### [Task prompt]
Copy every line of the entries that includes the word "from".

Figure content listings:
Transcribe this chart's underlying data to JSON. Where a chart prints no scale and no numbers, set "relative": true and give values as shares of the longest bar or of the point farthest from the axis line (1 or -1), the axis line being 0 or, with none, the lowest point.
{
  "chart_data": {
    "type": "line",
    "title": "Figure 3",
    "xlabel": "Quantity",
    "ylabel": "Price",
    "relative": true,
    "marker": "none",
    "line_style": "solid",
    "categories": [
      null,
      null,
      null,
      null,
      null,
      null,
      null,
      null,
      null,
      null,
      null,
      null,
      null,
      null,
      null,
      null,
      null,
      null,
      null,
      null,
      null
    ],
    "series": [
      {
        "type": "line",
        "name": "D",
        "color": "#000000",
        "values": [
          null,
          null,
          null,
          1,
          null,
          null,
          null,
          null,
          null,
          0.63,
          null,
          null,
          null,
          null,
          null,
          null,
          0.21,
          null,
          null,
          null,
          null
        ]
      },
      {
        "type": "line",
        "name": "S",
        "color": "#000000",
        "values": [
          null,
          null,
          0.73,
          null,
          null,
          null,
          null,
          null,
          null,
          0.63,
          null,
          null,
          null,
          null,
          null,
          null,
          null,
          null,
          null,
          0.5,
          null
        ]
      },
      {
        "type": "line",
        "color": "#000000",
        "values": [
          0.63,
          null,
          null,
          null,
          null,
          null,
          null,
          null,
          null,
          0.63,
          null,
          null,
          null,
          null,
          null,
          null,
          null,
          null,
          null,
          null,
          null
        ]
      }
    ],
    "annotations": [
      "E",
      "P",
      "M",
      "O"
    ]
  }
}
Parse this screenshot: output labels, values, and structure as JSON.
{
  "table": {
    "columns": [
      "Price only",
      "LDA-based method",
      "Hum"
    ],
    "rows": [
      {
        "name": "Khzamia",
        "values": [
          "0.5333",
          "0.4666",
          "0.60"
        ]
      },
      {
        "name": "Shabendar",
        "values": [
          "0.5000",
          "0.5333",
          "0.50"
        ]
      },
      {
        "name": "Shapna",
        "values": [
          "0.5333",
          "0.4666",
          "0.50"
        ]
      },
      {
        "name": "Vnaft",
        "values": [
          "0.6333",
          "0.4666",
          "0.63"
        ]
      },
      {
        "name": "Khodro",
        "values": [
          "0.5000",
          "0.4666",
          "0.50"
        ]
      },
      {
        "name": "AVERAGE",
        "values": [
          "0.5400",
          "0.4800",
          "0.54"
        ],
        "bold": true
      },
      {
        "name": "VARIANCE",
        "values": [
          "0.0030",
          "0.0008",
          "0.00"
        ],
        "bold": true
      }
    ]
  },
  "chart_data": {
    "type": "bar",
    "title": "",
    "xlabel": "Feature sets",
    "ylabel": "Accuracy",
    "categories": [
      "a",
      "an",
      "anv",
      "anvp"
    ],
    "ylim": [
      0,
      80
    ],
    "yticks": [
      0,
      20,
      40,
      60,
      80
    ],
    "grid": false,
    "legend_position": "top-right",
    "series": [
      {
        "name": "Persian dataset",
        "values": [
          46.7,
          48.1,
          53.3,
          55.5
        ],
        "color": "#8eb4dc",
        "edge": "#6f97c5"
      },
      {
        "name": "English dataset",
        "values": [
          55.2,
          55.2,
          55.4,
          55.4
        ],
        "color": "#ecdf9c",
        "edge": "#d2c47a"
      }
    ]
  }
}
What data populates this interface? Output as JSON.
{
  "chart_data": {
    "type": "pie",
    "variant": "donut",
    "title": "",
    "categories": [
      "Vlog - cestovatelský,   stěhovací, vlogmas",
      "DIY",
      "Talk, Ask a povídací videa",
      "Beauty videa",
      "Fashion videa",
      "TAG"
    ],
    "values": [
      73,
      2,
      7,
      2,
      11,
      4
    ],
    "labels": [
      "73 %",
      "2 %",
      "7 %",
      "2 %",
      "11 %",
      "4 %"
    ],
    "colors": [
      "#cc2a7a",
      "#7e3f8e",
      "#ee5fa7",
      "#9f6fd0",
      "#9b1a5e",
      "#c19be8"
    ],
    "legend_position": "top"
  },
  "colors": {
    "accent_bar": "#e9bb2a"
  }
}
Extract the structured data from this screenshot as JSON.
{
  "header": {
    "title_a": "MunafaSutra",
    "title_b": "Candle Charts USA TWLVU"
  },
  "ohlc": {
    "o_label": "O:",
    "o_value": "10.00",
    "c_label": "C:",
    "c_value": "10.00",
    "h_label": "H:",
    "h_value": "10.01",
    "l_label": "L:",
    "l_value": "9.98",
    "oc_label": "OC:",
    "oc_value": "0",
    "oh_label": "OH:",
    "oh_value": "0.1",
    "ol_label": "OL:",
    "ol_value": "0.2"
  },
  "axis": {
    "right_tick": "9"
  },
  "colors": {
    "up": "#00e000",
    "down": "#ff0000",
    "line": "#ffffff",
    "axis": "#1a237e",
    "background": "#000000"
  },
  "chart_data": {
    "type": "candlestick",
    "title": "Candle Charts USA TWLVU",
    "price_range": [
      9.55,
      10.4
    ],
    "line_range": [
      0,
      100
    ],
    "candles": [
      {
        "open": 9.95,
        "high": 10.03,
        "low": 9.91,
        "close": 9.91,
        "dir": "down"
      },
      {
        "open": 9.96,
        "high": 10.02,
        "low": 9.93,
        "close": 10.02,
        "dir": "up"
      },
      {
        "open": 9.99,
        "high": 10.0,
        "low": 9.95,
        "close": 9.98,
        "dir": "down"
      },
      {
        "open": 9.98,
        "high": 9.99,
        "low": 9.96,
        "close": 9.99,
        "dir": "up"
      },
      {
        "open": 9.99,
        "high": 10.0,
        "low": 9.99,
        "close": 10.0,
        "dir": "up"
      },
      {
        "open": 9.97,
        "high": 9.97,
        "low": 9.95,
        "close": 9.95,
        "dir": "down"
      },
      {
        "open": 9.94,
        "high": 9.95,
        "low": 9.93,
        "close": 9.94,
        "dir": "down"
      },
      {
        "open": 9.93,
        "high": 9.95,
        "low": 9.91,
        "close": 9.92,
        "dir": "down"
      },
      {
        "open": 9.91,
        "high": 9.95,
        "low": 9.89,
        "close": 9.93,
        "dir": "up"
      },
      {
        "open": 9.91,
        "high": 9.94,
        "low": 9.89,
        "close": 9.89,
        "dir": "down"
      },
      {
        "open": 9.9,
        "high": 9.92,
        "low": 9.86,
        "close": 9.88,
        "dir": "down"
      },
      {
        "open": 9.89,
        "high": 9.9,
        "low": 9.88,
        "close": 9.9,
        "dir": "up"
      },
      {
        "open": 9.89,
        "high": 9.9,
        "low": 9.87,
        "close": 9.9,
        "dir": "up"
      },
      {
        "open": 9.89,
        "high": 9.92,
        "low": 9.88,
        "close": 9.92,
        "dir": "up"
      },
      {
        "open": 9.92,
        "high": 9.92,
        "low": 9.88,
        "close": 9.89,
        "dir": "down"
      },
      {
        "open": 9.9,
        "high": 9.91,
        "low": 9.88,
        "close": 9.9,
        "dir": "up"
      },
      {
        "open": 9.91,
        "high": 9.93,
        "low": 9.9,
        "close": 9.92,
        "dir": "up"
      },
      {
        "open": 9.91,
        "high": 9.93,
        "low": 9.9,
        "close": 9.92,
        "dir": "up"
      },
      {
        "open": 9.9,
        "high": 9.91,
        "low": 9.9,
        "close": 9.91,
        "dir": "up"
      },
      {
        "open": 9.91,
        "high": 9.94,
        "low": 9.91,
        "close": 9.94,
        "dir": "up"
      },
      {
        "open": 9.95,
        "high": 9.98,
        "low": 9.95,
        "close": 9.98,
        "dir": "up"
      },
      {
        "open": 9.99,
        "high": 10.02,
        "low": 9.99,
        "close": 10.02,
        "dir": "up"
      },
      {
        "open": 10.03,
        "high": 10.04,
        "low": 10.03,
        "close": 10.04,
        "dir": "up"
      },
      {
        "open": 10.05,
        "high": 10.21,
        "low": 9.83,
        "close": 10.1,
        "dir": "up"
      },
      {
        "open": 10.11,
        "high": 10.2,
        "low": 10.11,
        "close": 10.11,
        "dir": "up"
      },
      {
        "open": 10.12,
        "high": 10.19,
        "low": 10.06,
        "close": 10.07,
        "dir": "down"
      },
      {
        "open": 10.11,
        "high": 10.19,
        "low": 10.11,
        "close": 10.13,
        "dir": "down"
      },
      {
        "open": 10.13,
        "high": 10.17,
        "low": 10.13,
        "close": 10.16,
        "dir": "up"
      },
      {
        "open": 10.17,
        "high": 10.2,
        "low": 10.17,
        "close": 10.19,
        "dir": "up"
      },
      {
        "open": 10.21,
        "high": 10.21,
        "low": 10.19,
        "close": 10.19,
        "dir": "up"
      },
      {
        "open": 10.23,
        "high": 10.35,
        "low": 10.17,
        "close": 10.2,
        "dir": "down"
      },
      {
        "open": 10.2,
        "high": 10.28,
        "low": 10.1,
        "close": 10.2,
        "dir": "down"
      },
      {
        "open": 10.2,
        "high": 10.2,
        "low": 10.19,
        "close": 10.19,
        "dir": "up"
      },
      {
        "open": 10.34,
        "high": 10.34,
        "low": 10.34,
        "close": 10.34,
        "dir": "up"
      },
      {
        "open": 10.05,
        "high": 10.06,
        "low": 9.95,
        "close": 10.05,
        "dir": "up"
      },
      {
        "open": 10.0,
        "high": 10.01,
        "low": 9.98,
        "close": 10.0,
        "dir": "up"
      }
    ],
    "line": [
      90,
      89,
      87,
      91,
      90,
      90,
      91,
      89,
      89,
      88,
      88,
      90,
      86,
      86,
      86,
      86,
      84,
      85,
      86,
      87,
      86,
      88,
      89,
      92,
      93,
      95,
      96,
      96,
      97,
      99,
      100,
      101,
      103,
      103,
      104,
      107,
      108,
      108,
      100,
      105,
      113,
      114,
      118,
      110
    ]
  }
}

### [Exercise response]
Transcribe this chart's underlying data to JSON. Where a chart prints no scale and no numbers, set "relative": true and give values as shares of the longest bar or of the point farthest from the axis line (1 or -1), the axis line being 0 or, with none, the lowest point.
Extract the structured data from this screenshot as JSON.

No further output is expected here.